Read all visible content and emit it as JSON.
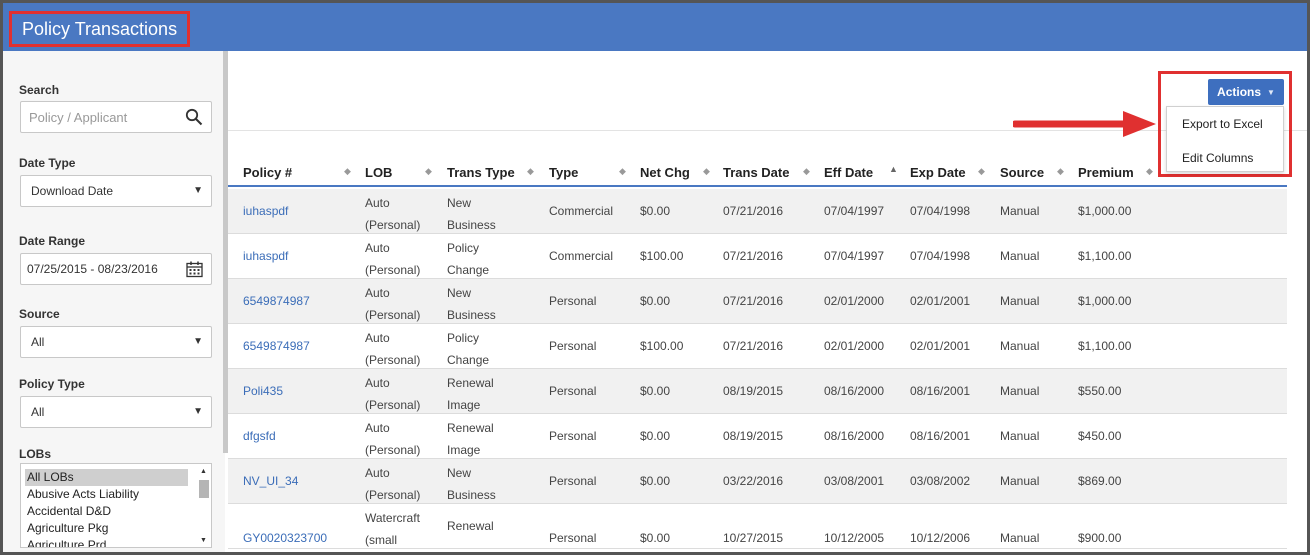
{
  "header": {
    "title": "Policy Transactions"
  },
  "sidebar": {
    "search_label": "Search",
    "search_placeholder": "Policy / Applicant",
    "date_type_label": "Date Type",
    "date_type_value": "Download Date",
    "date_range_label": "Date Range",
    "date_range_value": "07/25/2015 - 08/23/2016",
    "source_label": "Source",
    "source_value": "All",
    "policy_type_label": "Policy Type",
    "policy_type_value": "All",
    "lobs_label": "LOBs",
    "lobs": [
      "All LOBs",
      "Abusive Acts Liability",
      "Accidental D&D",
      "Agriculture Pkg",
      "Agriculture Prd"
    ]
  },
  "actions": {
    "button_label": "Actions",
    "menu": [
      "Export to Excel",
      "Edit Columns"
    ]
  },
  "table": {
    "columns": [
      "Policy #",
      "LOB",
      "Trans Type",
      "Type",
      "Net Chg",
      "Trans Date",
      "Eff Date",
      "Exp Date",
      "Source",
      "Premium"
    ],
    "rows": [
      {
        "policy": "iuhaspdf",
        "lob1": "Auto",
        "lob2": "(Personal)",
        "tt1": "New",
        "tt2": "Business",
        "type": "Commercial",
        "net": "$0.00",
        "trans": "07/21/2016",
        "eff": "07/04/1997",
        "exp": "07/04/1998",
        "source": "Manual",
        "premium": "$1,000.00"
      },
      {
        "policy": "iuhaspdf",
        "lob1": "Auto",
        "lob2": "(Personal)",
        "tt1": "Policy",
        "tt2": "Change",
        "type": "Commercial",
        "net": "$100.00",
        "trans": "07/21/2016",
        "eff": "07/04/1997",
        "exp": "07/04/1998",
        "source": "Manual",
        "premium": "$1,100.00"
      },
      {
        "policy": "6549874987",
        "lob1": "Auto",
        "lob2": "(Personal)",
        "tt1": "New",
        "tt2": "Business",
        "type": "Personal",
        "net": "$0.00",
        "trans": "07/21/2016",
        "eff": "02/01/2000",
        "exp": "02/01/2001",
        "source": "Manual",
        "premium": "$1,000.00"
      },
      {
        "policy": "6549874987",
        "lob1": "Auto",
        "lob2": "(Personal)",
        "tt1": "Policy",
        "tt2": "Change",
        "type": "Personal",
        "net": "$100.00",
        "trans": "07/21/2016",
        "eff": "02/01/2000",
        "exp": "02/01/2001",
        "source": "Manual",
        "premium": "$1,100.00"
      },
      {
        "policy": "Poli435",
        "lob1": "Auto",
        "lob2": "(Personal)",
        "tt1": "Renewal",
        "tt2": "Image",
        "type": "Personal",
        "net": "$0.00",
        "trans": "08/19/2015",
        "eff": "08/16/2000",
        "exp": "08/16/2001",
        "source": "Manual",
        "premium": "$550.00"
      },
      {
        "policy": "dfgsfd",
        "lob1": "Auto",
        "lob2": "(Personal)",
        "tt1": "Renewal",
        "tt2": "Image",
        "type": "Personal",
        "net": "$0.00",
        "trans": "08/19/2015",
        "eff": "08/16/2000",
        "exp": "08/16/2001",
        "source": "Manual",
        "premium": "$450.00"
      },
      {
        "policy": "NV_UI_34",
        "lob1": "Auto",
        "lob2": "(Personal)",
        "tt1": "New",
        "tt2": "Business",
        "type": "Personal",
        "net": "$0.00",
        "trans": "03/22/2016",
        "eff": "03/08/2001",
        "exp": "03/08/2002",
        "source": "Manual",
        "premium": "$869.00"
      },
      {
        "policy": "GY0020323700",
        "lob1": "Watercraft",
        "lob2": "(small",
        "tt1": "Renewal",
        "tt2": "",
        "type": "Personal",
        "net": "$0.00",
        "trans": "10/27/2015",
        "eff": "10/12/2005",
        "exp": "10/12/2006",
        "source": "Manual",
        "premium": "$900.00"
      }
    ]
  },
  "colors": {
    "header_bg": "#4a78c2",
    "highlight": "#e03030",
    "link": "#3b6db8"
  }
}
________________
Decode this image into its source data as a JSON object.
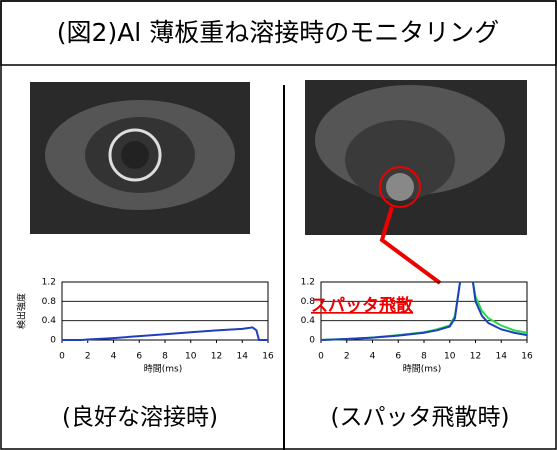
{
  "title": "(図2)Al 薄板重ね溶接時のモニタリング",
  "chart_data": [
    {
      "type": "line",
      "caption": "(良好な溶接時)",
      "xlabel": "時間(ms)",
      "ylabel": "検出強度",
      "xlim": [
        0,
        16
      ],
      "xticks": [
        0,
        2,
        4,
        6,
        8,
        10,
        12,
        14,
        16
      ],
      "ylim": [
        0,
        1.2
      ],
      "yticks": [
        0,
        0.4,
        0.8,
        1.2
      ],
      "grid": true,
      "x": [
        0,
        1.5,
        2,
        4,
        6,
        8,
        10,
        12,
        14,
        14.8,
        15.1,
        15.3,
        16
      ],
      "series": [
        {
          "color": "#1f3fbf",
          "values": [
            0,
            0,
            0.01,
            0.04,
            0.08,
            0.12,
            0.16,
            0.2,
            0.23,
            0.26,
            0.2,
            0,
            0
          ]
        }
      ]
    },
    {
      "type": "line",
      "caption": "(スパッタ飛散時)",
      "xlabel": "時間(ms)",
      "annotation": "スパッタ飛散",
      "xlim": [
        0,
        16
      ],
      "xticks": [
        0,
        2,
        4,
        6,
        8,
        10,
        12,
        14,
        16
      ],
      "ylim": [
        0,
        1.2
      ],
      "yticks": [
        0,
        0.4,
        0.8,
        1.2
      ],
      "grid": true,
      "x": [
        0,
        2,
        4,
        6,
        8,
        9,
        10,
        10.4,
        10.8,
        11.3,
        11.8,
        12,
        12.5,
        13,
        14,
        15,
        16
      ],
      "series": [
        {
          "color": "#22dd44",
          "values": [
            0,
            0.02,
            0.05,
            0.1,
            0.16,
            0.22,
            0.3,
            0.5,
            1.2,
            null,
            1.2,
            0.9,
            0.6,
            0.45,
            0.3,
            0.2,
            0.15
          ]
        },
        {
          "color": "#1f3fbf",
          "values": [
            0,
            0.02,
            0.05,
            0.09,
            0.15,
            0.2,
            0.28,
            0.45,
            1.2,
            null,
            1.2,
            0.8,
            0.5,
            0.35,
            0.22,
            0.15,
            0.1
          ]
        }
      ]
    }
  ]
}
________________
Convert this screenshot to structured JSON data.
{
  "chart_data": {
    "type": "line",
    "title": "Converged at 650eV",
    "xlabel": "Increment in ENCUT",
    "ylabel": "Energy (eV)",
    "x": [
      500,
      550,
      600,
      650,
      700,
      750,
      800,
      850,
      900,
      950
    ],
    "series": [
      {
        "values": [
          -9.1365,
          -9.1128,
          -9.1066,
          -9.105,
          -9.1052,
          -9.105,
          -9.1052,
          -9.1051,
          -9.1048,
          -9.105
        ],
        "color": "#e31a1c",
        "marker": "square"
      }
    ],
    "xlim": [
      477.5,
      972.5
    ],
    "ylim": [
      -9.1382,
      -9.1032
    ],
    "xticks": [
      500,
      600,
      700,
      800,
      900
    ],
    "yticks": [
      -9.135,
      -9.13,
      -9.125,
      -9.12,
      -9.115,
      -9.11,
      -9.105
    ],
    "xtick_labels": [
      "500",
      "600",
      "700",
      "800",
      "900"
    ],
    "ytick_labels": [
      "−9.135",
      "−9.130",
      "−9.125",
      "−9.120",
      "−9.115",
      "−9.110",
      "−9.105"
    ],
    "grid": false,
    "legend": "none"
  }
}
________________
* **To do**:
Count the lines above that contain the word "this", and give only that number.

* **Task output**:
2